__Excerpted text__:
----------

1. enqueue() : O(1).
2. dequeue() : O(1).

## Application in real life

1. In CPU scheduling the job which comes first is executed first.
2. A computer-controlled traffic system uses a circular queue for traffic control.

----------

__Exercises to complete__:
- A) Copy the circular queue excerpt between "1. enqueue() : O(1)." and "for traffic control.", inclusive.
- B) In the circular queue excerpt, what does a computer-controlled traffic system use for traffic control?

__Information given__:
----------

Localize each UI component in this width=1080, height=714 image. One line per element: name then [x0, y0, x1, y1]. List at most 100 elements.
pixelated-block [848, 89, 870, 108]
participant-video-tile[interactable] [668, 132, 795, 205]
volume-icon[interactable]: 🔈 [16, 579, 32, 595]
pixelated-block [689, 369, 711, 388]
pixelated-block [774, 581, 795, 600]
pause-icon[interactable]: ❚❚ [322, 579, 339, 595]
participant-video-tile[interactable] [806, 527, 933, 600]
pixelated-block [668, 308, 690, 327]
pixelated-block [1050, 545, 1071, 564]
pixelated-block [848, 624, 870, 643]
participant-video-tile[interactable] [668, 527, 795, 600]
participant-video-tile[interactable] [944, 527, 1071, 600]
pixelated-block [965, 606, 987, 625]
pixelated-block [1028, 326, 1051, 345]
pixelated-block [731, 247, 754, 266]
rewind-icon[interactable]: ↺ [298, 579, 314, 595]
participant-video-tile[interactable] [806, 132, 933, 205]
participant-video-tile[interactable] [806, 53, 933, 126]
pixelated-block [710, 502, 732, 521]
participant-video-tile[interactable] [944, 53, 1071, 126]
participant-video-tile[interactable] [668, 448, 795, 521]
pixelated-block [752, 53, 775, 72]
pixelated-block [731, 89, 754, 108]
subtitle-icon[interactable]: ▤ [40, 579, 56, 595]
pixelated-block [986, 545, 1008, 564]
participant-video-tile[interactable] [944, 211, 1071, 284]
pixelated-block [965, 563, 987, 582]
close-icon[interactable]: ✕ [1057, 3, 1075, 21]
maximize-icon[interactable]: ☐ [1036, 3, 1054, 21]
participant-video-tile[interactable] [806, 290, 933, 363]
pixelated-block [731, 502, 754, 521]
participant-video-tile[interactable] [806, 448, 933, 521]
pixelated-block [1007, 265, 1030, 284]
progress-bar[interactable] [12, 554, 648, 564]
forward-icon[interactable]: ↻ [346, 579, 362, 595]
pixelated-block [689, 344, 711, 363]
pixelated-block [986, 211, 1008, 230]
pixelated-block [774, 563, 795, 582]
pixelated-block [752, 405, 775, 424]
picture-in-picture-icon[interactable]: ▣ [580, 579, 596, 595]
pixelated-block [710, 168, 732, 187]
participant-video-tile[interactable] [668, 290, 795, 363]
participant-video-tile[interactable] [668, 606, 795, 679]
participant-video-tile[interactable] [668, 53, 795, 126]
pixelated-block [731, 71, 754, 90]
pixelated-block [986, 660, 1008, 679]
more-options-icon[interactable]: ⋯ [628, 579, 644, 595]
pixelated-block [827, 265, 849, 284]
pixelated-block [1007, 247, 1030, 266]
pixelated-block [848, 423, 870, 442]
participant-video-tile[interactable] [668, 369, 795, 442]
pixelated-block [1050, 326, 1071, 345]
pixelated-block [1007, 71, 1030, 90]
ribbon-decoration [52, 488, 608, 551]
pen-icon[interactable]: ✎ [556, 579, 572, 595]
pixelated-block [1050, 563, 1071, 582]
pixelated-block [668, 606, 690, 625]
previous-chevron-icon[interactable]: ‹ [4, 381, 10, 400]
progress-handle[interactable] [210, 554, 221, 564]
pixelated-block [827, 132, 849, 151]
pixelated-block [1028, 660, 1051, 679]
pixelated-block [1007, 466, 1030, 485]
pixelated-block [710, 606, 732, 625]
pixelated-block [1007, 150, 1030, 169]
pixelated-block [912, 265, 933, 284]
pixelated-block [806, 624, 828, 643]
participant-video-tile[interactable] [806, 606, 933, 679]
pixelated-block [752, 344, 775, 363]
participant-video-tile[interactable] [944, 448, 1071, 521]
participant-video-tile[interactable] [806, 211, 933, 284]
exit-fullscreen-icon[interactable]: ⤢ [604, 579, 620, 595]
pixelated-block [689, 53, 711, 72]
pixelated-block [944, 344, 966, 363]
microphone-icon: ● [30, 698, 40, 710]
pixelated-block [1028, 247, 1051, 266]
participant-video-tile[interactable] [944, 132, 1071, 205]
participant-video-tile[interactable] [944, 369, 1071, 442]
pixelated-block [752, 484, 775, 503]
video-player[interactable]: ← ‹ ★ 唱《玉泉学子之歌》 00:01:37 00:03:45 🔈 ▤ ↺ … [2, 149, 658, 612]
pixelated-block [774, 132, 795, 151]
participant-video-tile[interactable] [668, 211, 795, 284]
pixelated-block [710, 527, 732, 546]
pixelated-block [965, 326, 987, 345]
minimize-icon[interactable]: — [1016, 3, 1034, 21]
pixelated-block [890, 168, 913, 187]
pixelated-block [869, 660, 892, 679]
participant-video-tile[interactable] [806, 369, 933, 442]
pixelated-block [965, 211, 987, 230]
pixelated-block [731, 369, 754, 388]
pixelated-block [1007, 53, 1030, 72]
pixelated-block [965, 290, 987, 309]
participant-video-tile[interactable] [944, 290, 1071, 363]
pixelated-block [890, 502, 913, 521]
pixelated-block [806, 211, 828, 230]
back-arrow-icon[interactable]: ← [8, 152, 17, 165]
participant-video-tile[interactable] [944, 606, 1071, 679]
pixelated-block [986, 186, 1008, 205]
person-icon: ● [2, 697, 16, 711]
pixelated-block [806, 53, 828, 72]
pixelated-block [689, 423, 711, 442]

----------

__Results of the exercise__:
- A)
1. enqueue() : O(1).
2. dequeue() : O(1).

## Application in real life

1. In CPU scheduling the job which comes first is executed first.
2. A computer-controlled traffic system uses a circular queue for traffic control.

- B) A circular queue.